INPUT DATA.
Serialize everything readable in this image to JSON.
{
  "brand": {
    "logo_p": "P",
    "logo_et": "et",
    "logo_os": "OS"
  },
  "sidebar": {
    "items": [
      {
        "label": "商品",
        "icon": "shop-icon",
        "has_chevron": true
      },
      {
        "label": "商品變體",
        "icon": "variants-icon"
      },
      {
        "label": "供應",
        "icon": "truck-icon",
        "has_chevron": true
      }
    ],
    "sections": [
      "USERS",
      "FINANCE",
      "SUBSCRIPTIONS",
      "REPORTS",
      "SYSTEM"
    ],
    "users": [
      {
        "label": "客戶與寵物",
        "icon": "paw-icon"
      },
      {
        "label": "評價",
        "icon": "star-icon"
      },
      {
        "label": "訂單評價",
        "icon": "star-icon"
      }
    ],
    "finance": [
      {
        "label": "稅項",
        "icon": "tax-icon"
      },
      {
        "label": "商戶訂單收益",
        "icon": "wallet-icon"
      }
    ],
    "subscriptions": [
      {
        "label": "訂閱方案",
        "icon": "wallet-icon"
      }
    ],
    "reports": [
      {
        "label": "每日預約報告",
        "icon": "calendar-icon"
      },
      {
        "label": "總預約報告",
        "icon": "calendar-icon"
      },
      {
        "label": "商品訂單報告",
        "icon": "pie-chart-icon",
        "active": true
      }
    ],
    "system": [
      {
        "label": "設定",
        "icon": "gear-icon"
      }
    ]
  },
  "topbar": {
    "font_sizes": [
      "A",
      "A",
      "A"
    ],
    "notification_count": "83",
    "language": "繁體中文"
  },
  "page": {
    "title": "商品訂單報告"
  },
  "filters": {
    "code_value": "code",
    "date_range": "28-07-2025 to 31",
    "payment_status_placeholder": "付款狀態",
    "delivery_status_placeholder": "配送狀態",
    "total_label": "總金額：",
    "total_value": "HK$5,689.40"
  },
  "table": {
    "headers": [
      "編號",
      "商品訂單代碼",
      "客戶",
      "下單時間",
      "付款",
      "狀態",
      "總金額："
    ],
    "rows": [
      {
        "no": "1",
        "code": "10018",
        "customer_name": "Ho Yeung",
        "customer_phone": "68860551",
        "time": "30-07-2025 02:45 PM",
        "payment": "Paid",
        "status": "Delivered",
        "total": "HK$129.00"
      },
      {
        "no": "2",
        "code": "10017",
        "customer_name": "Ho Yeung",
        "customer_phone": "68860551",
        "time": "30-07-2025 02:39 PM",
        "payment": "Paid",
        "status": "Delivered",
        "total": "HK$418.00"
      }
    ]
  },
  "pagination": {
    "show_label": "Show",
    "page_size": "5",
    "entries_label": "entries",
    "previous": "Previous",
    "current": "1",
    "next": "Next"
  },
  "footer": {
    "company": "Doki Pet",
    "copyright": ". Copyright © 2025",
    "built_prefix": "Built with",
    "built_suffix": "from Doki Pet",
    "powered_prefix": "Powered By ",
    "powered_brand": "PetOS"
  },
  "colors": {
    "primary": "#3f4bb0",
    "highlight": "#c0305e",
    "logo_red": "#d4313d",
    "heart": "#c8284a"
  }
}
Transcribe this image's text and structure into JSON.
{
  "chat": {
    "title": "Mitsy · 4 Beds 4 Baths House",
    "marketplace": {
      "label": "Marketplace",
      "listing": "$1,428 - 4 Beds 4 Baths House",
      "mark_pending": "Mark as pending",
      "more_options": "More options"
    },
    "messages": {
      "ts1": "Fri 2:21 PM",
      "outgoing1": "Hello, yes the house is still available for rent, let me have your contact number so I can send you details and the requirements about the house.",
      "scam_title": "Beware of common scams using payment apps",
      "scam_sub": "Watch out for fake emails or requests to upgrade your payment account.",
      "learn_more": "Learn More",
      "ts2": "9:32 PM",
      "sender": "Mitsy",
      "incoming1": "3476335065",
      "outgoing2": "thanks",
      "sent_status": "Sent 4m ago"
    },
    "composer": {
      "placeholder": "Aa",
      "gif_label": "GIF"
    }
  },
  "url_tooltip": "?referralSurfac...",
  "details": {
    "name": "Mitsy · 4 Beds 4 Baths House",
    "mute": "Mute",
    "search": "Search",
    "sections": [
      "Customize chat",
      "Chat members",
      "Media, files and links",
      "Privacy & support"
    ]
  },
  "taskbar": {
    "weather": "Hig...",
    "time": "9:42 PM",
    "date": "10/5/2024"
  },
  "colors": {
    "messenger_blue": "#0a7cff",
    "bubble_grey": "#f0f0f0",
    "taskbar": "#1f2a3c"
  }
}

TASK DESCRIPTION. Restate the listing above word for word.

THE COMPLETED TASK.
Serialize everything readable in this image to JSON.
{
  "brand": {
    "logo_p": "P",
    "logo_et": "et",
    "logo_os": "OS"
  },
  "sidebar": {
    "items": [
      {
        "label": "商品",
        "icon": "shop-icon",
        "has_chevron": true
      },
      {
        "label": "商品變體",
        "icon": "variants-icon"
      },
      {
        "label": "供應",
        "icon": "truck-icon",
        "has_chevron": true
      }
    ],
    "sections": [
      "USERS",
      "FINANCE",
      "SUBSCRIPTIONS",
      "REPORTS",
      "SYSTEM"
    ],
    "users": [
      {
        "label": "客戶與寵物",
        "icon": "paw-icon"
      },
      {
        "label": "評價",
        "icon": "star-icon"
      },
      {
        "label": "訂單評價",
        "icon": "star-icon"
      }
    ],
    "finance": [
      {
        "label": "稅項",
        "icon": "tax-icon"
      },
      {
        "label": "商戶訂單收益",
        "icon": "wallet-icon"
      }
    ],
    "subscriptions": [
      {
        "label": "訂閱方案",
        "icon": "wallet-icon"
      }
    ],
    "reports": [
      {
        "label": "每日預約報告",
        "icon": "calendar-icon"
      },
      {
        "label": "總預約報告",
        "icon": "calendar-icon"
      },
      {
        "label": "商品訂單報告",
        "icon": "pie-chart-icon",
        "active": true
      }
    ],
    "system": [
      {
        "label": "設定",
        "icon": "gear-icon"
      }
    ]
  },
  "topbar": {
    "font_sizes": [
      "A",
      "A",
      "A"
    ],
    "notification_count": "83",
    "language": "繁體中文"
  },
  "page": {
    "title": "商品訂單報告"
  },
  "filters": {
    "code_value": "code",
    "date_range": "28-07-2025 to 31",
    "payment_status_placeholder": "付款狀態",
    "delivery_status_placeholder": "配送狀態",
    "total_label": "總金額：",
    "total_value": "HK$5,689.40"
  },
  "table": {
    "headers": [
      "編號",
      "商品訂單代碼",
      "客戶",
      "下單時間",
      "付款",
      "狀態",
      "總金額："
    ],
    "rows": [
      {
        "no": "1",
        "code": "10018",
        "customer_name": "Ho Yeung",
        "customer_phone": "68860551",
        "time": "30-07-2025 02:45 PM",
        "payment": "Paid",
        "status": "Delivered",
        "total": "HK$129.00"
      },
      {
        "no": "2",
        "code": "10017",
        "customer_name": "Ho Yeung",
        "customer_phone": "68860551",
        "time": "30-07-2025 02:39 PM",
        "payment": "Paid",
        "status": "Delivered",
        "total": "HK$418.00"
      }
    ]
  },
  "pagination": {
    "show_label": "Show",
    "page_size": "5",
    "entries_label": "entries",
    "previous": "Previous",
    "current": "1",
    "next": "Next"
  },
  "footer": {
    "company": "Doki Pet",
    "copyright": ". Copyright © 2025",
    "built_prefix": "Built with",
    "built_suffix": "from Doki Pet",
    "powered_prefix": "Powered By ",
    "powered_brand": "PetOS"
  },
  "colors": {
    "primary": "#3f4bb0",
    "highlight": "#c0305e",
    "logo_red": "#d4313d",
    "heart": "#c8284a"
  }
}
Transcribe this image's text and structure into JSON.
{
  "chat": {
    "title": "Mitsy · 4 Beds 4 Baths House",
    "marketplace": {
      "label": "Marketplace",
      "listing": "$1,428 - 4 Beds 4 Baths House",
      "mark_pending": "Mark as pending",
      "more_options": "More options"
    },
    "messages": {
      "ts1": "Fri 2:21 PM",
      "outgoing1": "Hello, yes the house is still available for rent, let me have your contact number so I can send you details and the requirements about the house.",
      "scam_title": "Beware of common scams using payment apps",
      "scam_sub": "Watch out for fake emails or requests to upgrade your payment account.",
      "learn_more": "Learn More",
      "ts2": "9:32 PM",
      "sender": "Mitsy",
      "incoming1": "3476335065",
      "outgoing2": "thanks",
      "sent_status": "Sent 4m ago"
    },
    "composer": {
      "placeholder": "Aa",
      "gif_label": "GIF"
    }
  },
  "url_tooltip": "?referralSurfac...",
  "details": {
    "name": "Mitsy · 4 Beds 4 Baths House",
    "mute": "Mute",
    "search": "Search",
    "sections": [
      "Customize chat",
      "Chat members",
      "Media, files and links",
      "Privacy & support"
    ]
  },
  "taskbar": {
    "weather": "Hig...",
    "time": "9:42 PM",
    "date": "10/5/2024"
  },
  "colors": {
    "messenger_blue": "#0a7cff",
    "bubble_grey": "#f0f0f0",
    "taskbar": "#1f2a3c"
  }
}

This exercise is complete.